WHAT IS BEING ASKED: Lines that include the word "nfør" are the ones to copy.

INFORMATION GIVEN:
================

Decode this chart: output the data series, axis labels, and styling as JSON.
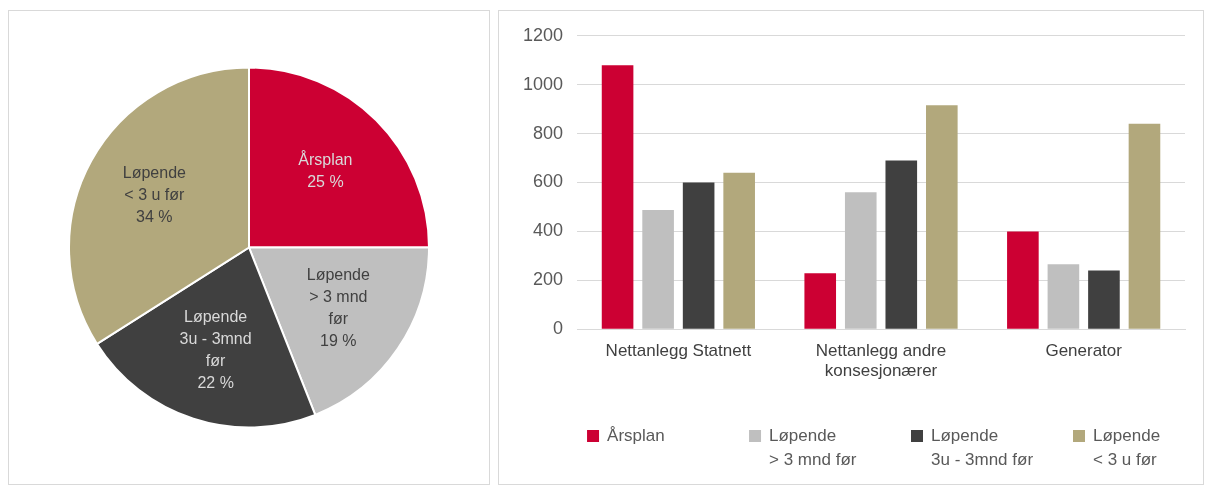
{
  "chart_data": [
    {
      "type": "pie",
      "categories": [
        "Årsplan",
        "Løpende\n> 3 mnd\nfør",
        "Løpende\n3u - 3mnd\nfør",
        "Løpende\n< 3 u før"
      ],
      "values": [
        25,
        19,
        22,
        34
      ],
      "colors": [
        "#cc0033",
        "#bfbfbf",
        "#404040",
        "#b2a87c"
      ],
      "value_labels": [
        "25 %",
        "19 %",
        "22 %",
        "34 %"
      ]
    },
    {
      "type": "bar",
      "categories": [
        "Nettanlegg Statnett",
        "Nettanlegg andre\nkonsesjonærer",
        "Generator"
      ],
      "series": [
        {
          "name": "Årsplan",
          "color": "#cc0033",
          "values": [
            1080,
            229,
            400
          ]
        },
        {
          "name": "Løpende\n> 3 mnd før",
          "color": "#bfbfbf",
          "values": [
            488,
            560,
            266
          ]
        },
        {
          "name": "Løpende\n3u - 3mnd før",
          "color": "#404040",
          "values": [
            600,
            690,
            240
          ]
        },
        {
          "name": "Løpende\n< 3 u før",
          "color": "#b2a87c",
          "values": [
            640,
            916,
            840
          ]
        }
      ],
      "ylim": [
        0,
        1200
      ],
      "yticks": [
        0,
        200,
        400,
        600,
        800,
        1000,
        1200
      ],
      "grid": "y",
      "legend": "bottom"
    }
  ]
}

================

FULL ANSWER:
        "Løpende\n> 3 mnd\nfør",
        "Løpende\n3u - 3mnd\nfør",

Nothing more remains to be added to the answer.